Written exercise: Say how many lines contain the word "JSON" and give no other text.

Records supplied:

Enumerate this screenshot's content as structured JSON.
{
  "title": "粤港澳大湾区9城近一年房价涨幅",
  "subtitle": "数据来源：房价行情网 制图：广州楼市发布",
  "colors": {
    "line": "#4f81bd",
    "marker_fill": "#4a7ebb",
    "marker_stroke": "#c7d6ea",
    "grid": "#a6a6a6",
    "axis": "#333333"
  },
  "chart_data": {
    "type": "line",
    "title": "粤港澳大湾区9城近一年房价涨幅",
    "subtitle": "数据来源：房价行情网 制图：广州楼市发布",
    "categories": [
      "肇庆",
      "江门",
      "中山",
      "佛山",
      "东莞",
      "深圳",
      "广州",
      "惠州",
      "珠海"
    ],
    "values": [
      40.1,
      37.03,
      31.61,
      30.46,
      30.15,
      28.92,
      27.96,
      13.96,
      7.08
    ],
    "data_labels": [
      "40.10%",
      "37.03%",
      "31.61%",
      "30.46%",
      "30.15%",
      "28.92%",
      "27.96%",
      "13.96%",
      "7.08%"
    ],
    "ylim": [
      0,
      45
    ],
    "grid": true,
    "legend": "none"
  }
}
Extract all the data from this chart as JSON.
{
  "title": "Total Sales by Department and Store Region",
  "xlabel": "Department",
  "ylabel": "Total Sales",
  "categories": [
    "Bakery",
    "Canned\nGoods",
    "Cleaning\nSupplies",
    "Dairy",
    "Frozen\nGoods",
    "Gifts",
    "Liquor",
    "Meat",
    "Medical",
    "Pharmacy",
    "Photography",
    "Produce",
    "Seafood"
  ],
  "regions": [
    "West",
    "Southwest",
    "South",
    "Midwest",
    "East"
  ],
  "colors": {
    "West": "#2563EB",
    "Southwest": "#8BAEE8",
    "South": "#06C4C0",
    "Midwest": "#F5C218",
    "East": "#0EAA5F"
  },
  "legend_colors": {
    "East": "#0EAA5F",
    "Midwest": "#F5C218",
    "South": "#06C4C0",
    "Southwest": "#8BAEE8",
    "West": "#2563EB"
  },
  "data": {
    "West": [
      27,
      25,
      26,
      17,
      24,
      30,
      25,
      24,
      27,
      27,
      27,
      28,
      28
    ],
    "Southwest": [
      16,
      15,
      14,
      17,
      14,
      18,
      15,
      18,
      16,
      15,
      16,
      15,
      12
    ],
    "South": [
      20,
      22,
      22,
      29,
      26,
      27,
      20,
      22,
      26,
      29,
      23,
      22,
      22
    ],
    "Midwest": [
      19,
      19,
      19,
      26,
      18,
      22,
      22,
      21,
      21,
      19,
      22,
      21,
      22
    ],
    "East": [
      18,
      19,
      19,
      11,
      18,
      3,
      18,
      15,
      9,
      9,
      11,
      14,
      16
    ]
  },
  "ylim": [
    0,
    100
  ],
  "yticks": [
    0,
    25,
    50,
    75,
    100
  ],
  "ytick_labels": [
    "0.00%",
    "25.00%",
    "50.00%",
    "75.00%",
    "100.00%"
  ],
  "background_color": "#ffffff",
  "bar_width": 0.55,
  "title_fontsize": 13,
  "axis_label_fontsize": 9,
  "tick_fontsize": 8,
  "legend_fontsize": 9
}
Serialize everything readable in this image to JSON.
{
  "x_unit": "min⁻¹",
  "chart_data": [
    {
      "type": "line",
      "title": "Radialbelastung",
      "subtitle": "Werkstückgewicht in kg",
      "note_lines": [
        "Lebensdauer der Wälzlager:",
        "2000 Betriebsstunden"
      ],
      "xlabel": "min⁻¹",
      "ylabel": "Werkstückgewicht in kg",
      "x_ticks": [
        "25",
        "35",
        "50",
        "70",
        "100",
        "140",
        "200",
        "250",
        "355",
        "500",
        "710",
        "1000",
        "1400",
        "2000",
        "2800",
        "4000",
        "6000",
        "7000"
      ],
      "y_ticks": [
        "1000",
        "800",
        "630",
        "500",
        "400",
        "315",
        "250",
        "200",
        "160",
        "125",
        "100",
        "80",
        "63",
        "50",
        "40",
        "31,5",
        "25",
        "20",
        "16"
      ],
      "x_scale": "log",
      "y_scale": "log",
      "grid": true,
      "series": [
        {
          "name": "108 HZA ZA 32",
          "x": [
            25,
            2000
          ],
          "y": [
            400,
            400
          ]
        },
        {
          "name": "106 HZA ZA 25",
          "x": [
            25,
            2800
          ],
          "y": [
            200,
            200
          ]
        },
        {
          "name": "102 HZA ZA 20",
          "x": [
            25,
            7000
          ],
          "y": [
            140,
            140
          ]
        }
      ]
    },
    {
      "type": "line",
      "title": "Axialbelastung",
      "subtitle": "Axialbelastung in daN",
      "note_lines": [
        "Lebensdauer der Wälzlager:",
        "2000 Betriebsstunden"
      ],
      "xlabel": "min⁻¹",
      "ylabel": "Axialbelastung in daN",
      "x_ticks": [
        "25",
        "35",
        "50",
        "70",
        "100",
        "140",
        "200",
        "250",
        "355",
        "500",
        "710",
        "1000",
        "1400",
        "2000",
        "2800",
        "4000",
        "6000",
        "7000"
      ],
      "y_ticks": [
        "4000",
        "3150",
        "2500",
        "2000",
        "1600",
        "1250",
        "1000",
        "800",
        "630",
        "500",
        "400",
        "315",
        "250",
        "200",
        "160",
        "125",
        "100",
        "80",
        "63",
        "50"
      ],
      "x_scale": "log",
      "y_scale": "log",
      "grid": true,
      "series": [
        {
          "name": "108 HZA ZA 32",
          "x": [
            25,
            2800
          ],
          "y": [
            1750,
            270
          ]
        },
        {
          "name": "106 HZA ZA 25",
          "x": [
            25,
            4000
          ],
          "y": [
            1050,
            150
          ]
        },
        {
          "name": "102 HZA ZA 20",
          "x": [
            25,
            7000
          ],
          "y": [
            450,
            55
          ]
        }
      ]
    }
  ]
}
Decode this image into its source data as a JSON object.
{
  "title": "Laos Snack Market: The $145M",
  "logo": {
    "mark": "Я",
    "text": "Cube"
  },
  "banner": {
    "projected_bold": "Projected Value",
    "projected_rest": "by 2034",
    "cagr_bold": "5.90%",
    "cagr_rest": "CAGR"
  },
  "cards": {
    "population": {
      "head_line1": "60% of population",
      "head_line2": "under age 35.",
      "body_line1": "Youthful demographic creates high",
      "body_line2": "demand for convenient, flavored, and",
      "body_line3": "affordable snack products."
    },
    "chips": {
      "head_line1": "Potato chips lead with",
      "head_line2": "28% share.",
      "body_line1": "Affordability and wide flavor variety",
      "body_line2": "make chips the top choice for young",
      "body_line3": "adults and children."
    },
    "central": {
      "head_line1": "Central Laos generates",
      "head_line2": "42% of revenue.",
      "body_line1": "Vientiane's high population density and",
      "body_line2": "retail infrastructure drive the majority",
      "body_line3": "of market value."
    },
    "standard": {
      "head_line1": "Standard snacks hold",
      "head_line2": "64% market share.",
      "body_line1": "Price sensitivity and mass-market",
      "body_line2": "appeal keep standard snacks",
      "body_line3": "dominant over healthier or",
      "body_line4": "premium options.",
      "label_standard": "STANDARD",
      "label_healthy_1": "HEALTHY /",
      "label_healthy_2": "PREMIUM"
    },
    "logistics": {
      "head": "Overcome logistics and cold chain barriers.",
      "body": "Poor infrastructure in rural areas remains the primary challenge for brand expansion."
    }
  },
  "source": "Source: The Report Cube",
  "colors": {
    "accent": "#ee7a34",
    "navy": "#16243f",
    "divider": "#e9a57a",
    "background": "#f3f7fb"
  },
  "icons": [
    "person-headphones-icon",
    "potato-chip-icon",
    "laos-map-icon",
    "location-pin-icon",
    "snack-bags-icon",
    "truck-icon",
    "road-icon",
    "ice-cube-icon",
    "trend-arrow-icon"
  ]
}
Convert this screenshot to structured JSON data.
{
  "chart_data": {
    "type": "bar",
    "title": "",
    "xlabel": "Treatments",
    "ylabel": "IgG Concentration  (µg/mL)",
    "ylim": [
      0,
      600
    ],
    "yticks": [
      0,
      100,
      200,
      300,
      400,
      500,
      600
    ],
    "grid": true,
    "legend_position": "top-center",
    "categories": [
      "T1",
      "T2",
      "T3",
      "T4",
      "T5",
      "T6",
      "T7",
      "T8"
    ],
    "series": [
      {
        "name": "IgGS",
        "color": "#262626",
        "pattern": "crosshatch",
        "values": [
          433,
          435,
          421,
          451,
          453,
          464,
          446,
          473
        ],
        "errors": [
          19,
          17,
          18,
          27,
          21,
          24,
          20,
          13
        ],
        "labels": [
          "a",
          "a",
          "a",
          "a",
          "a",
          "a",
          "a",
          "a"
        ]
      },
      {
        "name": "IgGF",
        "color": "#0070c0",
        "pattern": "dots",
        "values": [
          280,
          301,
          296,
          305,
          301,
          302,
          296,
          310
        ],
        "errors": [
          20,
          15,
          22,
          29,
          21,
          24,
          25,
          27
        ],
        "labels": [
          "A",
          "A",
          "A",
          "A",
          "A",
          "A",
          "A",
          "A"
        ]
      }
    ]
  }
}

Full solution: 5